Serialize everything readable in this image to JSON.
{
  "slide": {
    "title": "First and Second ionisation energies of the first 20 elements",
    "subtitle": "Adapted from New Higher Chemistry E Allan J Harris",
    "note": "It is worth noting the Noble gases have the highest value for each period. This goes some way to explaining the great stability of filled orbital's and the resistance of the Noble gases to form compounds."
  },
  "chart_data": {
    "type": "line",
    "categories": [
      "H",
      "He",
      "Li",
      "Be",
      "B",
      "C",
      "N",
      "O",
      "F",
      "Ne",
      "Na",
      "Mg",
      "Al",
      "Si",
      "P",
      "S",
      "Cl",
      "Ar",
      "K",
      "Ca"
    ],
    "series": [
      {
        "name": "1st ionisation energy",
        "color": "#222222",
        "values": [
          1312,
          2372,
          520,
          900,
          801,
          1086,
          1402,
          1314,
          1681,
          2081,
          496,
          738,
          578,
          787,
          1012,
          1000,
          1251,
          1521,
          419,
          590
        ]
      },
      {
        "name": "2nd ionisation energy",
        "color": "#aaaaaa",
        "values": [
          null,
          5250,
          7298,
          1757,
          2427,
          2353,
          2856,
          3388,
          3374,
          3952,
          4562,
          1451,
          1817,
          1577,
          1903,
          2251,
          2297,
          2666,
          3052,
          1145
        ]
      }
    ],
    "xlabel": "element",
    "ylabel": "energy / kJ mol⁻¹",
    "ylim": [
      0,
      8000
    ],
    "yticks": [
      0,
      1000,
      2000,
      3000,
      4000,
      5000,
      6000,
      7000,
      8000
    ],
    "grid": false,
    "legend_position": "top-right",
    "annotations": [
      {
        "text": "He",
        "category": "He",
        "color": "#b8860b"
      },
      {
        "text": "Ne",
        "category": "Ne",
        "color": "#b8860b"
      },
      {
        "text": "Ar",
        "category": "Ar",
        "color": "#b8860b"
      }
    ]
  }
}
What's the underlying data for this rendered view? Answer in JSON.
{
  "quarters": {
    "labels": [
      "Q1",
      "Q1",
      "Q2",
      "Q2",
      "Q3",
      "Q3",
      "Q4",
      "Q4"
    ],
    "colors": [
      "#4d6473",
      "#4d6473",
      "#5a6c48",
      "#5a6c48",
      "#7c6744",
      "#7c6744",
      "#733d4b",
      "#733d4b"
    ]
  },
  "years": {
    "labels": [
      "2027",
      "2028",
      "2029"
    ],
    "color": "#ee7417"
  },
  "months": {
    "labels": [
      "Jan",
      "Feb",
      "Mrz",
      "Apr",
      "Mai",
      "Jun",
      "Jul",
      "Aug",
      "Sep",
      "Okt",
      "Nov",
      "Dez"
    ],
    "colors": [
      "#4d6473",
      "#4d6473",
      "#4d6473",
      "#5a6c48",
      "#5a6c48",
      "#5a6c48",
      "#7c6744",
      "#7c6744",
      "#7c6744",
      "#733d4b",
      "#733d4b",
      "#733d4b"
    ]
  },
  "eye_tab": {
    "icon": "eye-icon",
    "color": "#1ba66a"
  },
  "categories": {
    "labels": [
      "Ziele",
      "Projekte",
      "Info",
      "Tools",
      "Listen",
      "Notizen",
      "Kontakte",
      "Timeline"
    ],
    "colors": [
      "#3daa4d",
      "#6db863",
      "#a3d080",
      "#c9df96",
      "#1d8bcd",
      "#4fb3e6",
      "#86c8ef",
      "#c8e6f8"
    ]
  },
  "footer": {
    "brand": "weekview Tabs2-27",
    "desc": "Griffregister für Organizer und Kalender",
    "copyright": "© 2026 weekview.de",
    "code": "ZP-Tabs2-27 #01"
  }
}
= = = = =
Exercise instructions → Show the data once more, exactly as it was written.

Written answer →
Serialize everything readable in this image to JSON.
{
  "slide": {
    "title": "First and Second ionisation energies of the first 20 elements",
    "subtitle": "Adapted from New Higher Chemistry E Allan J Harris",
    "note": "It is worth noting the Noble gases have the highest value for each period. This goes some way to explaining the great stability of filled orbital's and the resistance of the Noble gases to form compounds."
  },
  "chart_data": {
    "type": "line",
    "categories": [
      "H",
      "He",
      "Li",
      "Be",
      "B",
      "C",
      "N",
      "O",
      "F",
      "Ne",
      "Na",
      "Mg",
      "Al",
      "Si",
      "P",
      "S",
      "Cl",
      "Ar",
      "K",
      "Ca"
    ],
    "series": [
      {
        "name": "1st ionisation energy",
        "color": "#222222",
        "values": [
          1312,
          2372,
          520,
          900,
          801,
          1086,
          1402,
          1314,
          1681,
          2081,
          496,
          738,
          578,
          787,
          1012,
          1000,
          1251,
          1521,
          419,
          590
        ]
      },
      {
        "name": "2nd ionisation energy",
        "color": "#aaaaaa",
        "values": [
          null,
          5250,
          7298,
          1757,
          2427,
          2353,
          2856,
          3388,
          3374,
          3952,
          4562,
          1451,
          1817,
          1577,
          1903,
          2251,
          2297,
          2666,
          3052,
          1145
        ]
      }
    ],
    "xlabel": "element",
    "ylabel": "energy / kJ mol⁻¹",
    "ylim": [
      0,
      8000
    ],
    "yticks": [
      0,
      1000,
      2000,
      3000,
      4000,
      5000,
      6000,
      7000,
      8000
    ],
    "grid": false,
    "legend_position": "top-right",
    "annotations": [
      {
        "text": "He",
        "category": "He",
        "color": "#b8860b"
      },
      {
        "text": "Ne",
        "category": "Ne",
        "color": "#b8860b"
      },
      {
        "text": "Ar",
        "category": "Ar",
        "color": "#b8860b"
      }
    ]
  }
}
What's the underlying data for this rendered view? Answer in JSON.
{
  "quarters": {
    "labels": [
      "Q1",
      "Q1",
      "Q2",
      "Q2",
      "Q3",
      "Q3",
      "Q4",
      "Q4"
    ],
    "colors": [
      "#4d6473",
      "#4d6473",
      "#5a6c48",
      "#5a6c48",
      "#7c6744",
      "#7c6744",
      "#733d4b",
      "#733d4b"
    ]
  },
  "years": {
    "labels": [
      "2027",
      "2028",
      "2029"
    ],
    "color": "#ee7417"
  },
  "months": {
    "labels": [
      "Jan",
      "Feb",
      "Mrz",
      "Apr",
      "Mai",
      "Jun",
      "Jul",
      "Aug",
      "Sep",
      "Okt",
      "Nov",
      "Dez"
    ],
    "colors": [
      "#4d6473",
      "#4d6473",
      "#4d6473",
      "#5a6c48",
      "#5a6c48",
      "#5a6c48",
      "#7c6744",
      "#7c6744",
      "#7c6744",
      "#733d4b",
      "#733d4b",
      "#733d4b"
    ]
  },
  "eye_tab": {
    "icon": "eye-icon",
    "color": "#1ba66a"
  },
  "categories": {
    "labels": [
      "Ziele",
      "Projekte",
      "Info",
      "Tools",
      "Listen",
      "Notizen",
      "Kontakte",
      "Timeline"
    ],
    "colors": [
      "#3daa4d",
      "#6db863",
      "#a3d080",
      "#c9df96",
      "#1d8bcd",
      "#4fb3e6",
      "#86c8ef",
      "#c8e6f8"
    ]
  },
  "footer": {
    "brand": "weekview Tabs2-27",
    "desc": "Griffregister für Organizer und Kalender",
    "copyright": "© 2026 weekview.de",
    "code": "ZP-Tabs2-27 #01"
  }
}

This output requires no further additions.